What is needed = Every line that holds the string "dans" is to be identified and copied.

Data records:
╔══
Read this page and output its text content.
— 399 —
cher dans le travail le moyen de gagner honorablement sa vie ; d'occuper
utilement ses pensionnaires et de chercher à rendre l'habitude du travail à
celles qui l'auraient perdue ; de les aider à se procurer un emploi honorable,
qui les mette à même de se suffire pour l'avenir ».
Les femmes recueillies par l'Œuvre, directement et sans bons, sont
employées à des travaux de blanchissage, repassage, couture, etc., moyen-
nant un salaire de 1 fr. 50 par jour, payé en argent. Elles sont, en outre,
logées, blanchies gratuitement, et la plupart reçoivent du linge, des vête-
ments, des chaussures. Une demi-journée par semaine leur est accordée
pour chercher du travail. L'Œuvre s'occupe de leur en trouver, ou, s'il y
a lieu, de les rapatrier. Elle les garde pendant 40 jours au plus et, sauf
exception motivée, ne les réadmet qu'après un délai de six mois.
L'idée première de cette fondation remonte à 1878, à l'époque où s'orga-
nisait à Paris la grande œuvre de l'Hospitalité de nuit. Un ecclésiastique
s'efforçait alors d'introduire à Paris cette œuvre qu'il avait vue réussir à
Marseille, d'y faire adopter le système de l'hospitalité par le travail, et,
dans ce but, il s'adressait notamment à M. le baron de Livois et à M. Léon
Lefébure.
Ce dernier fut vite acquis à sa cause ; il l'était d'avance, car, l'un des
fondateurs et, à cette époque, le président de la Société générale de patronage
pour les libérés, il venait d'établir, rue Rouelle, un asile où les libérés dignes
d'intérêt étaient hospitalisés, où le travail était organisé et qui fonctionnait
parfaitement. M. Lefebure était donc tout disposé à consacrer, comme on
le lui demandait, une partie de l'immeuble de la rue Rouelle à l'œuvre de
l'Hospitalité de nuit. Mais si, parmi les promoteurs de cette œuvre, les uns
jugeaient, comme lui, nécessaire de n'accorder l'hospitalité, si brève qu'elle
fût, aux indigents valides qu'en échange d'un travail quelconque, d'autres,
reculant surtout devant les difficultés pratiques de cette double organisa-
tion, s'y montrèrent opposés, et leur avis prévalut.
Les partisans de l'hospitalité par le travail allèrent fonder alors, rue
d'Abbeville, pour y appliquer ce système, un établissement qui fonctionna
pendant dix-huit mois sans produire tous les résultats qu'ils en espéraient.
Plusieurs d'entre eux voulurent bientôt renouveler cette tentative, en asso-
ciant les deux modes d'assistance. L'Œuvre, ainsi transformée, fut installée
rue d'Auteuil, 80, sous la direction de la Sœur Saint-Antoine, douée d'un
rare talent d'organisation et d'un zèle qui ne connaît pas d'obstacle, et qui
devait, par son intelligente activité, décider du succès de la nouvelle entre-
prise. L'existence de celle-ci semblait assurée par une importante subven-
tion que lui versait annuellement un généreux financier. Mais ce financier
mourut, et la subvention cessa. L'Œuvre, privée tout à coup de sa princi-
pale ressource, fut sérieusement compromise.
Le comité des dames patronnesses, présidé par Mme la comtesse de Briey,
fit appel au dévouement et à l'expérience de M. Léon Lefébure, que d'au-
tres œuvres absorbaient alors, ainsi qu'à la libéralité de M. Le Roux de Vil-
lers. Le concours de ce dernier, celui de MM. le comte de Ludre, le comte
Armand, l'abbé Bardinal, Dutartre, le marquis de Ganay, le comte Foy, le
╚══
Expected answer =
cher dans le travail le moyen de gagner honorablement sa vie ; d'occuper
dans ce but, il s'adressait notamment à M. le baron de Livois et à M. Léon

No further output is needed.